Exercise material:
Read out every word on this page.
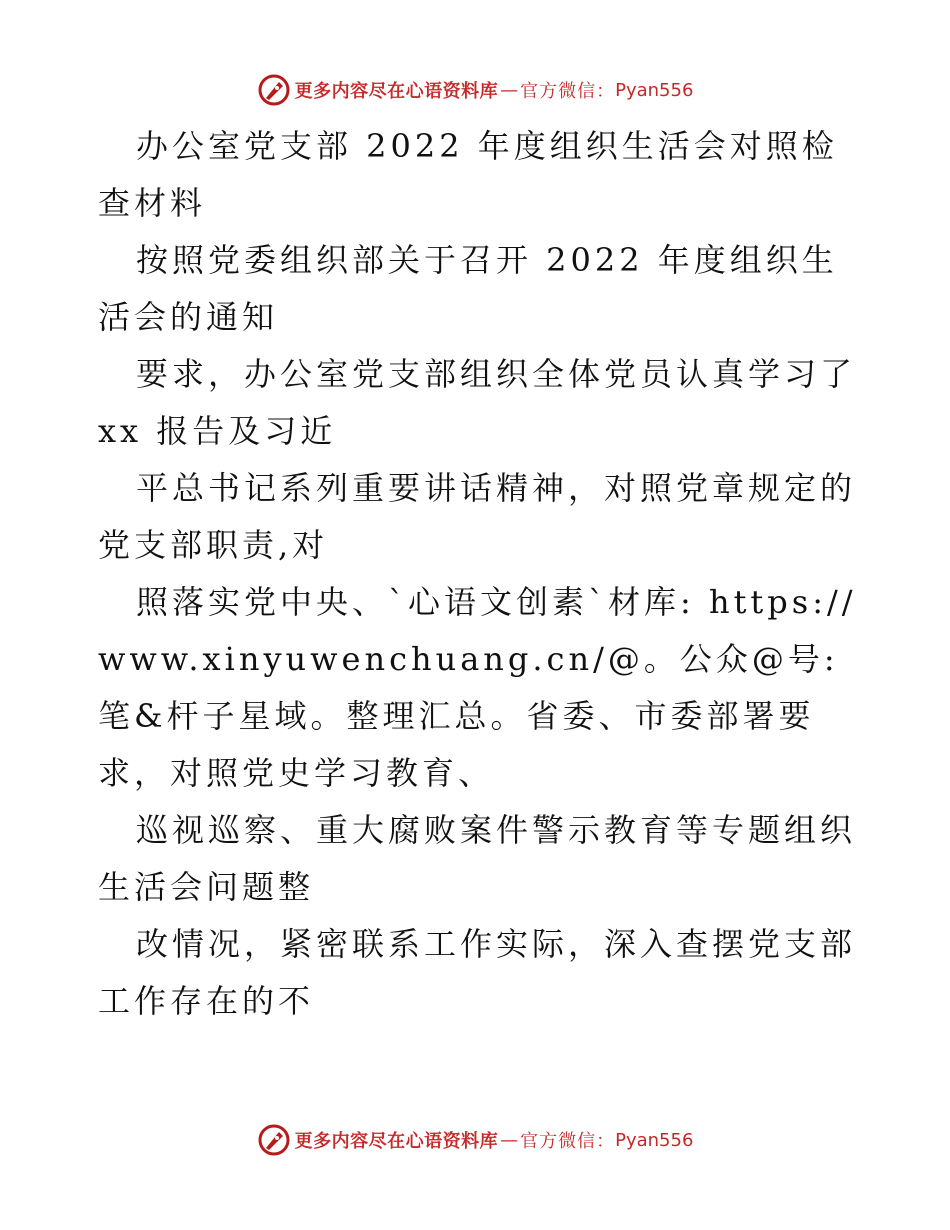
更多内容尽在心语资料库 — 官方微信： Pyan556

办公室党支部 2022 年度组织生活会对照检查材料

按照党委组织部关于召开 2022 年度组织生活会的通知

要求，办公室党支部组织全体党员认真学习了 xx 报告及习近

平总书记系列重要讲话精神，对照党章规定的党支部职责,对

照落实党中央、`心语文创素`材库: https://www.xinyuwenchuang.cn/@。公众@号: 笔&杆子星域。整理汇总。省委、市委部署要求，对照党史学习教育、

巡视巡察、重大腐败案件警示教育等专题组织生活会问题整

改情况，紧密联系工作实际，深入查摆党支部工作存在的不

更多内容尽在心语资料库 — 官方微信： Pyan556
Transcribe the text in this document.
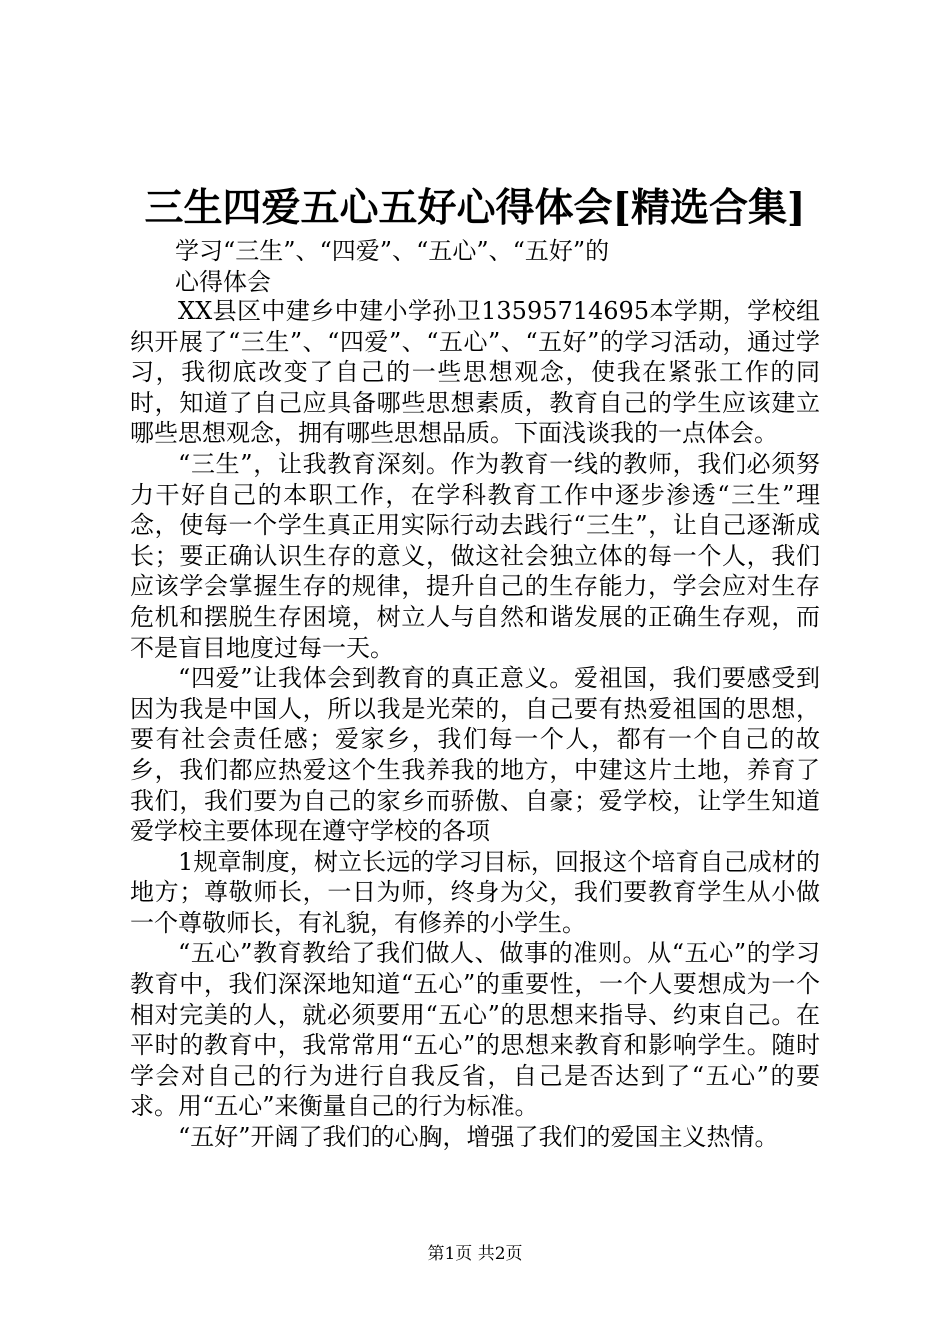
三生四爱五心五好心得体会[精选合集]
学习“三生”、“四爱”、“五心”、“五好”的
心得体会

XX县区中建乡中建小学孙卫13595714695本学期，学校组织开展了“三生”、“四爱”、“五心”、“五好”的学习活动，通过学习，我彻底改变了自己的一些思想观念，使我在紧张工作的同时，知道了自己应具备哪些思想素质，教育自己的学生应该建立哪些思想观念，拥有哪些思想品质。下面浅谈我的一点体会。

“三生”，让我教育深刻。作为教育一线的教师，我们必须努力干好自己的本职工作，在学科教育工作中逐步渗透“三生”理念，使每一个学生真正用实际行动去践行“三生”，让自己逐渐成长；要正确认识生存的意义，做这社会独立体的每一个人，我们应该学会掌握生存的规律，提升自己的生存能力，学会应对生存危机和摆脱生存困境，树立人与自然和谐发展的正确生存观，而不是盲目地度过每一天。

“四爱”让我体会到教育的真正意义。爱祖国，我们要感受到因为我是中国人，所以我是光荣的，自己要有热爱祖国的思想，要有社会责任感；爱家乡，我们每一个人，都有一个自己的故乡，我们都应热爱这个生我养我的地方，中建这片土地，养育了我们，我们要为自己的家乡而骄傲、自豪；爱学校，让学生知道爱学校主要体现在遵守学校的各项

1规章制度，树立长远的学习目标，回报这个培育自己成材的地方；尊敬师长，一日为师，终身为父，我们要教育学生从小做一个尊敬师长，有礼貌，有修养的小学生。

“五心”教育教给了我们做人、做事的准则。从“五心”的学习教育中，我们深深地知道“五心”的重要性，一个人要想成为一个相对完美的人，就必须要用“五心”的思想来指导、约束自己。在平时的教育中，我常常用“五心”的思想来教育和影响学生。随时学会对自己的行为进行自我反省，自己是否达到了“五心”的要求。用“五心”来衡量自己的行为标准。

“五好”开阔了我们的心胸，增强了我们的爱国主义热情。

第1页 共2页
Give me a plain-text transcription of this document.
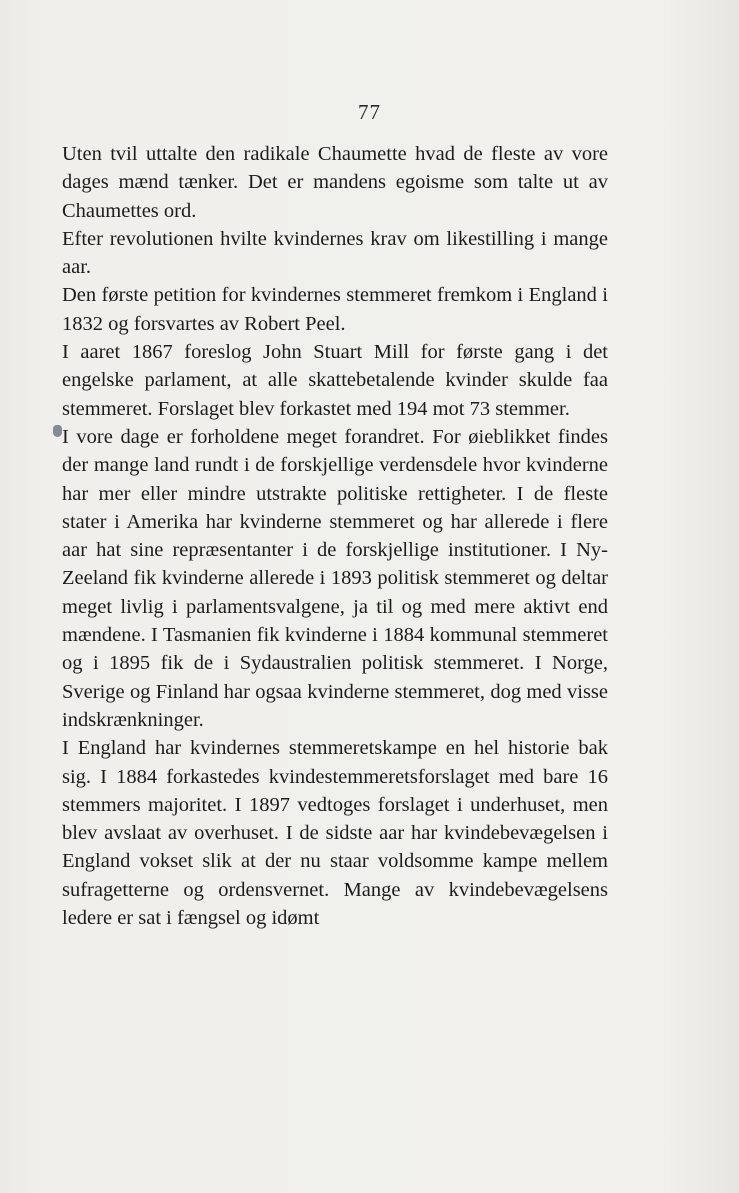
77

Uten tvil uttalte den radikale Chaumette hvad de fleste av vore dages mænd tænker. Det er mandens egoisme som talte ut av Chaumettes ord.

Efter revolutionen hvilte kvindernes krav om likestilling i mange aar.

Den første petition for kvindernes stemmeret fremkom i England i 1832 og forsvartes av Robert Peel.

I aaret 1867 foreslog John Stuart Mill for første gang i det engelske parlament, at alle skattebetalende kvinder skulde faa stemmeret. Forslaget blev forkastet med 194 mot 73 stemmer.

I vore dage er forholdene meget forandret. For øieblikket findes der mange land rundt i de forskjellige verdensdele hvor kvinderne har mer eller mindre utstrakte politiske rettigheter. I de fleste stater i Amerika har kvinderne stemmeret og har allerede i flere aar hat sine repræsentanter i de forskjellige institutioner. I Ny-Zeeland fik kvinderne allerede i 1893 politisk stemmeret og deltar meget livlig i parlamentsvalgene, ja til og med mere aktivt end mændene. I Tasmanien fik kvinderne i 1884 kommunal stemmeret og i 1895 fik de i Sydaustralien politisk stemmeret. I Norge, Sverige og Finland har ogsaa kvinderne stemmeret, dog med visse indskrænkninger.

I England har kvindernes stemmeretskampe en hel historie bak sig. I 1884 forkastedes kvindestemmeretsforslaget med bare 16 stemmers majoritet. I 1897 vedtoges forslaget i underhuset, men blev avslaat av overhuset. I de sidste aar har kvindebevægelsen i England vokset slik at der nu staar voldsomme kampe mellem sufragetterne og ordensvernet. Mange av kvindebevægelsens ledere er sat i fængsel og idømt
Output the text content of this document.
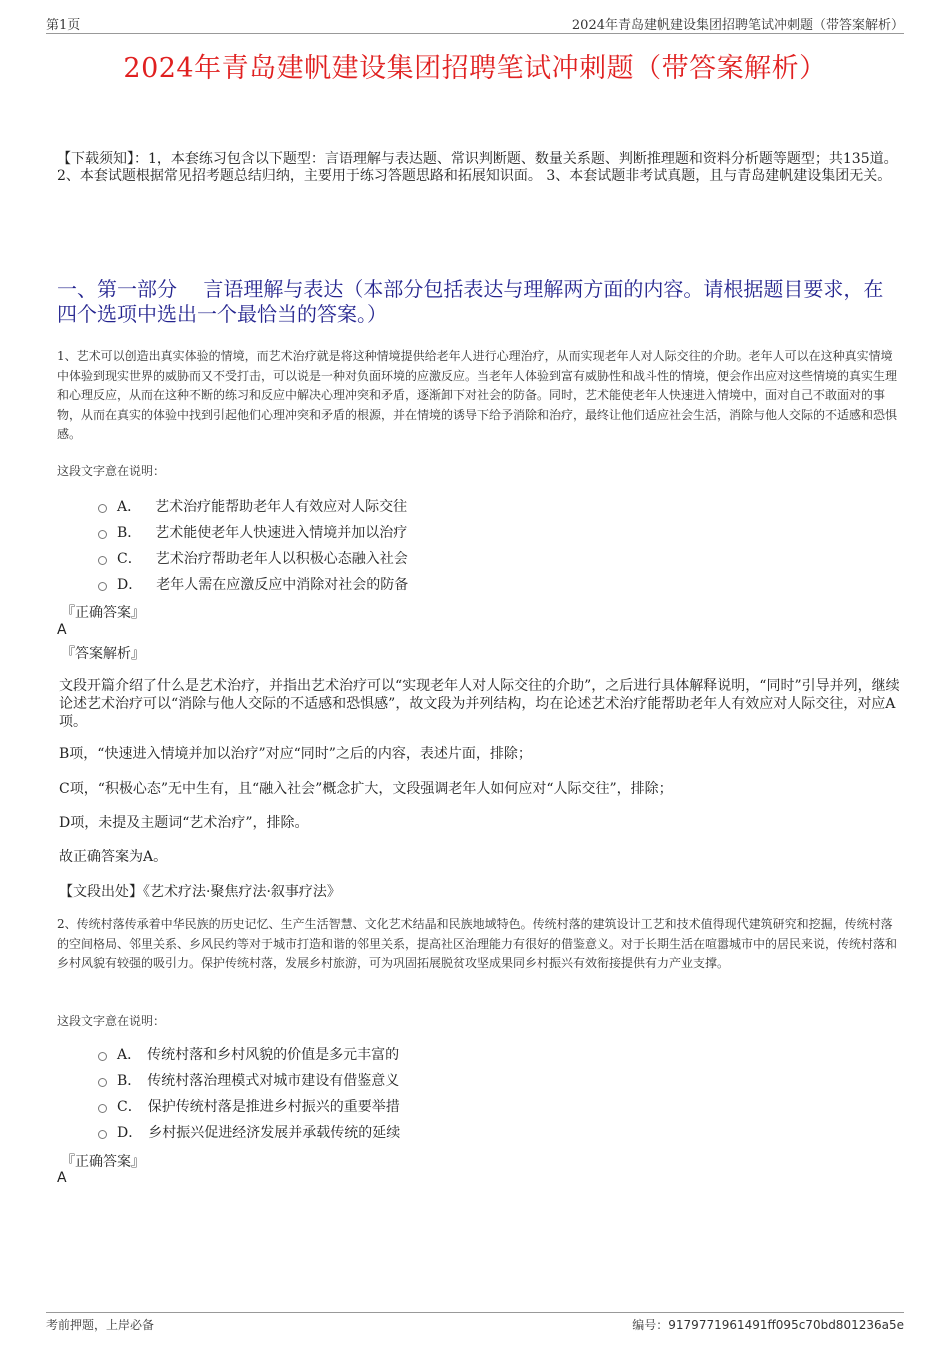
第1页	2024年青岛建帆建设集团招聘笔试冲刺题（带答案解析）
2024年青岛建帆建设集团招聘笔试冲刺题（带答案解析）
【下载须知】：1，本套练习包含以下题型：言语理解与表达题、常识判断题、数量关系题、判断推理题和资料分析题等题型；共135道。 2、本套试题根据常见招考题总结归纳，主要用于练习答题思路和拓展知识面。 3、本套试题非考试真题，且与青岛建帆建设集团无关。
一、第一部分　 言语理解与表达（本部分包括表达与理解两方面的内容。请根据题目要求，在四个选项中选出一个最恰当的答案。）
1、艺术可以创造出真实体验的情境，而艺术治疗就是将这种情境提供给老年人进行心理治疗，从而实现老年人对人际交往的介助。老年人可以在这种真实情境中体验到现实世界的威胁而又不受打击，可以说是一种对负面环境的应激反应。当老年人体验到富有威胁性和战斗性的情境，便会作出应对这些情境的真实生理和心理反应，从而在这种不断的练习和反应中解决心理冲突和矛盾，逐渐卸下对社会的防备。同时，艺术能使老年人快速进入情境中，面对自己不敢面对的事物，从而在真实的体验中找到引起他们心理冲突和矛盾的根源，并在情境的诱导下给予消除和治疗，最终让他们适应社会生活，消除与他人交际的不适感和恐惧感。
这段文字意在说明：
A． 艺术治疗能帮助老年人有效应对人际交往
B． 艺术能使老年人快速进入情境并加以治疗
C． 艺术治疗帮助老年人以积极心态融入社会
D． 老年人需在应激反应中消除对社会的防备
『正确答案』
A
『答案解析』
文段开篇介绍了什么是艺术治疗，并指出艺术治疗可以“实现老年人对人际交往的介助”，之后进行具体解释说明，“同时”引导并列，继续论述艺术治疗可以“消除与他人交际的不适感和恐惧感”，故文段为并列结构，均在论述艺术治疗能帮助老年人有效应对人际交往，对应A项。
B项，“快速进入情境并加以治疗”对应“同时”之后的内容，表述片面，排除；
C项，“积极心态”无中生有，且“融入社会”概念扩大，文段强调老年人如何应对“人际交往”，排除；
D项，未提及主题词“艺术治疗”，排除。
故正确答案为A。
【文段出处】《艺术疗法·聚焦疗法·叙事疗法》
2、传统村落传承着中华民族的历史记忆、生产生活智慧、文化艺术结晶和民族地域特色。传统村落的建筑设计工艺和技术值得现代建筑研究和挖掘，传统村落的空间格局、邻里关系、乡风民约等对于城市打造和谐的邻里关系，提高社区治理能力有很好的借鉴意义。对于长期生活在喧嚣城市中的居民来说，传统村落和乡村风貌有较强的吸引力。保护传统村落，发展乡村旅游，可为巩固拓展脱贫攻坚成果同乡村振兴有效衔接提供有力产业支撑。
这段文字意在说明：
A． 传统村落和乡村风貌的价值是多元丰富的
B． 传统村落治理模式对城市建设有借鉴意义
C． 保护传统村落是推进乡村振兴的重要举措
D． 乡村振兴促进经济发展并承载传统的延续
『正确答案』
A
考前押题，上岸必备	编号：9179771961491ff095c70bd801236a5e
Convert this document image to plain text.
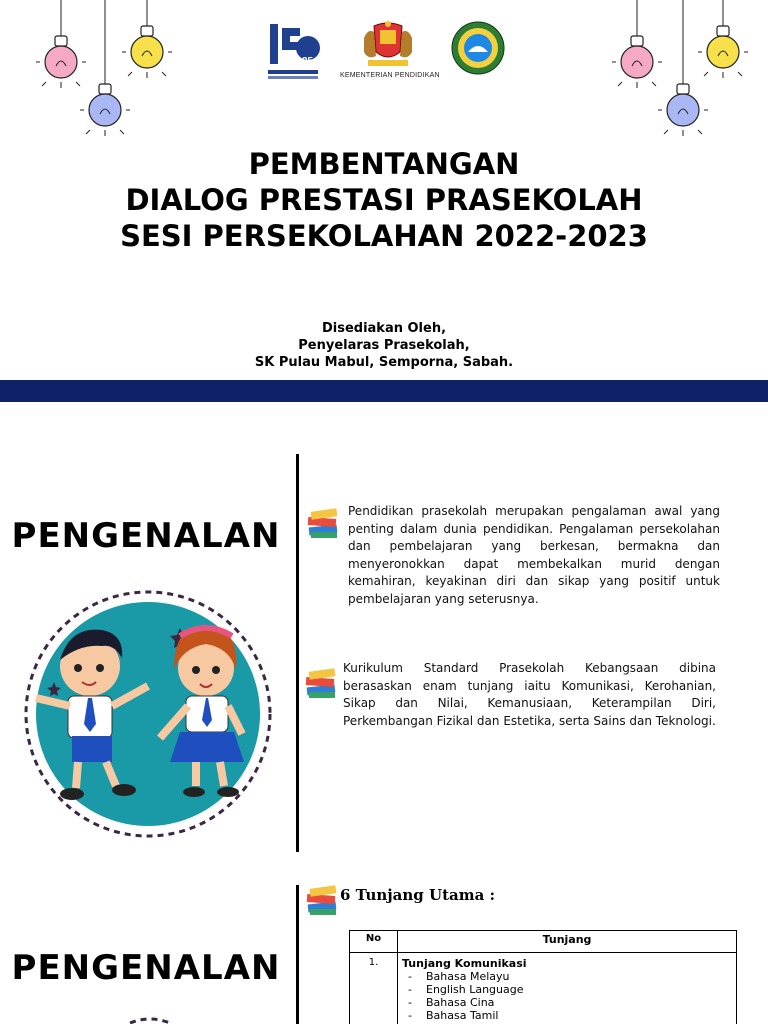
25
KEMENTERIAN PENDIDIKAN
PEMBENTANGAN
DIALOG PRESTASI PRASEKOLAH
SESI PERSEKOLAHAN 2022-2023
Disediakan Oleh,
Penyelaras Prasekolah,
SK Pulau Mabul, Semporna, Sabah.
PENGENALAN
Pendidikan prasekolah merupakan pengalaman awal yang penting dalam dunia pendidikan. Pengalaman persekolahan dan pembelajaran yang berkesan, bermakna dan menyeronokkan dapat membekalkan murid dengan kemahiran, keyakinan diri dan sikap yang positif untuk pembelajaran yang seterusnya.
Kurikulum Standard Prasekolah Kebangsaan dibina berasaskan enam tunjang iaitu Komunikasi, Kerohanian, Sikap dan Nilai, Kemanusiaan, Keterampilan Diri, Perkembangan Fizikal dan Estetika, serta Sains dan Teknologi.
PENGENALAN
6 Tunjang Utama :
No	Tunjang
1.	Tunjang Komunikasi
- Bahasa Melayu
- English Language
- Bahasa Cina
- Bahasa Tamil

Set problem: Identify and list each line with the word "første".

Solution to the problem:
Den første petition for kvindernes stemmeret fremkom i England i 1832 og forsvartes av Robert Peel.
I aaret 1867 foreslog John Stuart Mill for første gang i det engelske parlament, at alle skattebetalende kvinder skulde faa stemmeret. Forslaget blev forkastet med 194 mot 73 stemmer.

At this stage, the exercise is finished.